Task brief: Copy whichever lines contain the string "Total".

--- START OF Records for the task ---

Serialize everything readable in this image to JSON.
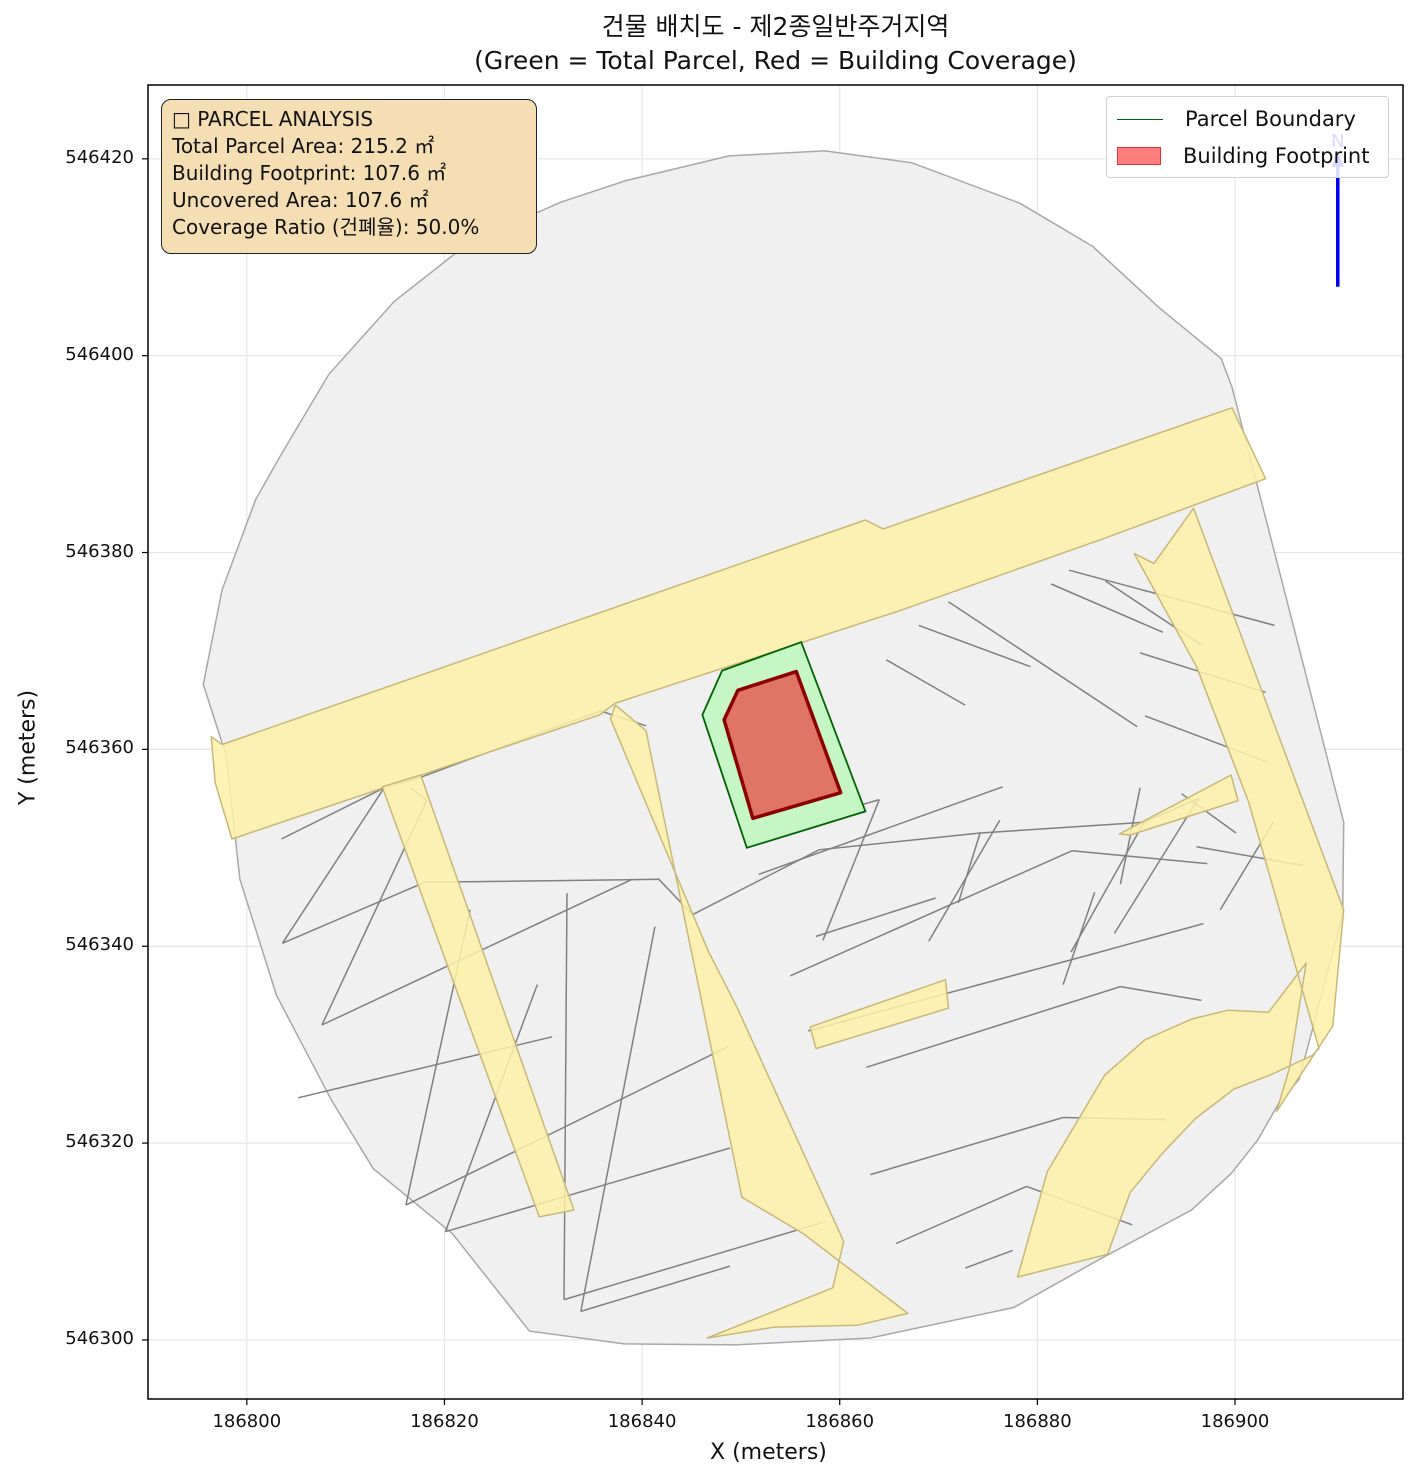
{
  "title": {
    "line1": "건물 배치도 - 제2종일반주거지역",
    "line2": "(Green = Total Parcel, Red = Building Coverage)"
  },
  "axes": {
    "xlabel": "X (meters)",
    "ylabel": "Y (meters)",
    "xlim": [
      186790,
      186917
    ],
    "ylim": [
      546294.0,
      546427.5
    ],
    "xticks": [
      186800,
      186820,
      186840,
      186860,
      186880,
      186900
    ],
    "yticks": [
      546300,
      546320,
      546340,
      546360,
      546380,
      546400,
      546420
    ],
    "grid": true
  },
  "info": {
    "heading": "□ PARCEL ANALYSIS",
    "total_area": "Total Parcel Area: 215.2 ㎡",
    "footprint": "Building Footprint: 107.6 ㎡",
    "uncovered": "Uncovered Area: 107.6 ㎡",
    "coverage": "Coverage Ratio (건폐율): 50.0%"
  },
  "legend": {
    "placement": "upper right",
    "parcel_label": "Parcel Boundary",
    "building_label": "Building Footprint"
  },
  "north_arrow": {
    "label": "N",
    "color": "#0000ee"
  },
  "colors": {
    "context_fill": "#f0f0f0",
    "context_edge": "#a8a8a8",
    "parcel_edge_gray": "#808080",
    "road_fill": "#fff0a8",
    "road_edge": "#c8b878",
    "target_parcel_fill": "#c6f5c6",
    "target_parcel_edge": "#006400",
    "building_fill": "#e07565",
    "building_edge": "#8b0000"
  },
  "chart_data": {
    "type": "map",
    "target_parcel": {
      "area_m2": 215.2,
      "polygon": [
        [
          186846.1,
          546363.5
        ],
        [
          186848.1,
          546368.0
        ],
        [
          186856.1,
          546370.9
        ],
        [
          186862.6,
          546353.7
        ],
        [
          186850.6,
          546350.0
        ],
        [
          186846.1,
          546363.5
        ]
      ]
    },
    "building": {
      "area_m2": 107.6,
      "coverage_ratio_percent": 50.0,
      "polygon": [
        [
          186848.3,
          546363.0
        ],
        [
          186849.7,
          546366.0
        ],
        [
          186855.6,
          546367.9
        ],
        [
          186860.1,
          546355.6
        ],
        [
          186851.2,
          546353.0
        ],
        [
          186848.3,
          546363.0
        ]
      ]
    },
    "context_boundary": [
      [
        186795.6,
        546366.6
      ],
      [
        186797.5,
        546376.2
      ],
      [
        186800.9,
        546385.4
      ],
      [
        186803.5,
        546390.0
      ],
      [
        186808.3,
        546398.1
      ],
      [
        186814.9,
        546405.5
      ],
      [
        186822.5,
        546411.5
      ],
      [
        186831.8,
        546415.6
      ],
      [
        186838.4,
        546417.8
      ],
      [
        186848.8,
        546420.3
      ],
      [
        186858.5,
        546420.8
      ],
      [
        186867.3,
        546419.6
      ],
      [
        186878.2,
        546415.5
      ],
      [
        186885.6,
        546411.1
      ],
      [
        186892.3,
        546404.9
      ],
      [
        186898.6,
        546399.7
      ],
      [
        186899.7,
        546396.8
      ],
      [
        186905.0,
        546376.1
      ],
      [
        186911.0,
        546352.6
      ],
      [
        186910.9,
        546343.2
      ],
      [
        186908.3,
        546333.3
      ],
      [
        186906.5,
        546326.5
      ],
      [
        186904.4,
        546324.0
      ],
      [
        186902.3,
        546320.3
      ],
      [
        186899.6,
        546316.9
      ],
      [
        186895.6,
        546313.2
      ],
      [
        186886.5,
        546308.3
      ],
      [
        186877.6,
        546303.3
      ],
      [
        186863.1,
        546300.2
      ],
      [
        186849.4,
        546299.5
      ],
      [
        186838.2,
        546299.6
      ],
      [
        186828.6,
        546300.9
      ],
      [
        186820.8,
        546310.8
      ],
      [
        186812.8,
        546317.4
      ],
      [
        186808.6,
        546324.3
      ],
      [
        186803.0,
        546335.0
      ],
      [
        186799.3,
        546346.8
      ],
      [
        186797.9,
        546359.4
      ],
      [
        186795.6,
        546366.6
      ]
    ],
    "parcel_lines": [
      [
        [
          186803.5,
          546350.9
        ],
        [
          186813.9,
          546356.1
        ],
        [
          186817.7,
          546357.2
        ],
        [
          186831.1,
          546362.2
        ],
        [
          186835.8,
          546363.9
        ],
        [
          186840.4,
          546362.4
        ]
      ],
      [
        [
          186803.6,
          546340.3
        ],
        [
          186818.0,
          546346.5
        ],
        [
          186841.7,
          546346.8
        ],
        [
          186845.1,
          546343.2
        ],
        [
          186857.9,
          546349.8
        ],
        [
          186874.2,
          546351.5
        ],
        [
          186890.8,
          546352.6
        ],
        [
          186896.3,
          546355.0
        ]
      ],
      [
        [
          186807.6,
          546332.0
        ],
        [
          186839.0,
          546346.8
        ]
      ],
      [
        [
          186805.2,
          546324.6
        ],
        [
          186830.9,
          546330.8
        ]
      ],
      [
        [
          186816.1,
          546313.7
        ],
        [
          186848.7,
          546329.8
        ]
      ],
      [
        [
          186820.1,
          546311.0
        ],
        [
          186848.9,
          546319.5
        ]
      ],
      [
        [
          186832.1,
          546304.1
        ],
        [
          186858.5,
          546312.0
        ]
      ],
      [
        [
          186833.8,
          546302.9
        ],
        [
          186848.9,
          546307.5
        ]
      ],
      [
        [
          186850.7,
          546351.0
        ],
        [
          186864.0,
          546354.9
        ]
      ],
      [
        [
          186851.8,
          546347.3
        ],
        [
          186876.5,
          546356.2
        ]
      ],
      [
        [
          186855.0,
          546337.0
        ],
        [
          186883.5,
          546349.7
        ]
      ],
      [
        [
          186856.8,
          546331.4
        ],
        [
          186886.3,
          546339.4
        ]
      ],
      [
        [
          186862.7,
          546327.7
        ],
        [
          186888.4,
          546335.9
        ]
      ],
      [
        [
          186863.1,
          546316.8
        ],
        [
          186882.6,
          546322.6
        ]
      ],
      [
        [
          186865.7,
          546309.8
        ],
        [
          186878.9,
          546315.6
        ]
      ],
      [
        [
          186872.7,
          546307.3
        ],
        [
          186877.5,
          546309.1
        ]
      ],
      [
        [
          186857.6,
          546341.0
        ],
        [
          186869.7,
          546344.9
        ]
      ],
      [
        [
          186816.6,
          546356.1
        ],
        [
          186818.2,
          546354.8
        ]
      ],
      [
        [
          186813.9,
          546356.1
        ],
        [
          186803.6,
          546340.3
        ]
      ],
      [
        [
          186818.2,
          546354.8
        ],
        [
          186807.6,
          546332.0
        ]
      ],
      [
        [
          186822.6,
          546343.7
        ],
        [
          186816.1,
          546313.7
        ]
      ],
      [
        [
          186829.4,
          546336.1
        ],
        [
          186820.1,
          546311.0
        ]
      ],
      [
        [
          186832.4,
          546345.4
        ],
        [
          186832.1,
          546304.1
        ]
      ],
      [
        [
          186841.3,
          546342.0
        ],
        [
          186833.8,
          546302.9
        ]
      ],
      [
        [
          186864.7,
          546369.1
        ],
        [
          186872.7,
          546364.5
        ]
      ],
      [
        [
          186868.0,
          546372.6
        ],
        [
          186879.3,
          546368.4
        ]
      ],
      [
        [
          186871.0,
          546375.0
        ],
        [
          186890.1,
          546362.3
        ]
      ],
      [
        [
          186881.4,
          546376.8
        ],
        [
          186892.7,
          546371.9
        ]
      ],
      [
        [
          186883.2,
          546378.2
        ],
        [
          186904.0,
          546372.6
        ]
      ],
      [
        [
          186886.9,
          546377.1
        ],
        [
          186896.6,
          546370.6
        ]
      ],
      [
        [
          186890.4,
          546369.8
        ],
        [
          186903.1,
          546365.8
        ]
      ],
      [
        [
          186890.9,
          546363.4
        ],
        [
          186903.3,
          546358.7
        ]
      ],
      [
        [
          186894.6,
          546355.5
        ],
        [
          186900.1,
          546351.5
        ]
      ],
      [
        [
          186896.1,
          546350.1
        ],
        [
          186906.9,
          546348.2
        ]
      ],
      [
        [
          186883.5,
          546349.7
        ],
        [
          186897.2,
          546348.4
        ]
      ],
      [
        [
          186886.3,
          546339.4
        ],
        [
          186896.8,
          546342.3
        ]
      ],
      [
        [
          186888.4,
          546335.9
        ],
        [
          186896.6,
          546334.5
        ]
      ],
      [
        [
          186882.6,
          546322.6
        ],
        [
          186892.9,
          546322.4
        ]
      ],
      [
        [
          186878.9,
          546315.6
        ],
        [
          186889.6,
          546311.7
        ]
      ],
      [
        [
          186864.0,
          546354.9
        ],
        [
          186858.3,
          546340.6
        ]
      ],
      [
        [
          186876.2,
          546352.8
        ],
        [
          186869.0,
          546340.5
        ]
      ],
      [
        [
          186874.2,
          546351.5
        ],
        [
          186872.0,
          546344.4
        ]
      ],
      [
        [
          186890.8,
          546352.6
        ],
        [
          186883.4,
          546339.4
        ]
      ],
      [
        [
          186890.4,
          546356.1
        ],
        [
          186888.4,
          546346.3
        ]
      ],
      [
        [
          186885.8,
          546345.5
        ],
        [
          186882.6,
          546336.1
        ]
      ],
      [
        [
          186896.3,
          546355.0
        ],
        [
          186887.8,
          546341.3
        ]
      ],
      [
        [
          186903.9,
          546352.6
        ],
        [
          186898.5,
          546343.7
        ]
      ]
    ],
    "roads": [
      [
        [
          186796.4,
          546361.3
        ],
        [
          186797.5,
          546360.5
        ],
        [
          186862.6,
          546383.3
        ],
        [
          186864.4,
          546382.4
        ],
        [
          186899.7,
          546394.7
        ],
        [
          186903.1,
          546387.5
        ],
        [
          186886.4,
          546381.3
        ],
        [
          186866.1,
          546374.1
        ],
        [
          186837.3,
          546364.7
        ],
        [
          186835.7,
          546363.5
        ],
        [
          186822.1,
          546358.9
        ],
        [
          186798.5,
          546350.9
        ],
        [
          186796.8,
          546356.6
        ],
        [
          186796.4,
          546361.3
        ]
      ],
      [
        [
          186813.7,
          546356.2
        ],
        [
          186817.6,
          546357.4
        ],
        [
          186833.1,
          546313.2
        ],
        [
          186829.6,
          546312.5
        ],
        [
          186813.7,
          546356.2
        ]
      ],
      [
        [
          186837.3,
          546364.5
        ],
        [
          186840.4,
          546361.9
        ],
        [
          186850.1,
          546314.5
        ],
        [
          186856.3,
          546310.8
        ],
        [
          186866.9,
          546302.7
        ],
        [
          186861.8,
          546301.5
        ],
        [
          186853.4,
          546301.3
        ],
        [
          186846.6,
          546300.2
        ],
        [
          186859.3,
          546305.3
        ],
        [
          186860.4,
          546310.0
        ],
        [
          186849.6,
          546333.8
        ],
        [
          186846.7,
          546339.5
        ],
        [
          186836.8,
          546363.1
        ],
        [
          186837.3,
          546364.5
        ]
      ],
      [
        [
          186857.0,
          546331.8
        ],
        [
          186870.7,
          546336.6
        ],
        [
          186871.0,
          546333.7
        ],
        [
          186857.6,
          546329.6
        ],
        [
          186857.0,
          546331.8
        ]
      ],
      [
        [
          186888.3,
          546351.4
        ],
        [
          186899.6,
          546357.4
        ],
        [
          186900.3,
          546354.8
        ],
        [
          186889.4,
          546351.3
        ],
        [
          186888.3,
          546351.4
        ]
      ],
      [
        [
          186889.8,
          546379.9
        ],
        [
          186891.8,
          546378.9
        ],
        [
          186895.8,
          546384.5
        ],
        [
          186911.0,
          546343.7
        ],
        [
          186909.9,
          546331.9
        ],
        [
          186904.2,
          546323.2
        ],
        [
          186905.5,
          546327.6
        ],
        [
          186907.2,
          546338.3
        ],
        [
          186903.4,
          546333.3
        ],
        [
          186899.3,
          546333.5
        ],
        [
          186895.6,
          546332.6
        ],
        [
          186890.9,
          546330.5
        ],
        [
          186886.8,
          546326.9
        ],
        [
          186884.5,
          546323.0
        ],
        [
          186881.0,
          546317.1
        ],
        [
          186878.0,
          546306.4
        ],
        [
          186887.1,
          546308.7
        ],
        [
          186889.4,
          546315.0
        ],
        [
          186892.6,
          546318.9
        ],
        [
          186896.0,
          546322.5
        ],
        [
          186899.9,
          546325.5
        ],
        [
          186903.5,
          546326.9
        ],
        [
          186907.8,
          546328.9
        ],
        [
          186908.5,
          546329.6
        ],
        [
          186901.4,
          546354.6
        ],
        [
          186896.1,
          546368.4
        ],
        [
          186889.8,
          546379.9
        ]
      ]
    ]
  }
}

--- END OF Records for the task ---

Answer to this exercise:
    "line2": "(Green = Total Parcel, Red = Building Coverage)"
    "total_area": "Total Parcel Area: 215.2 ㎡",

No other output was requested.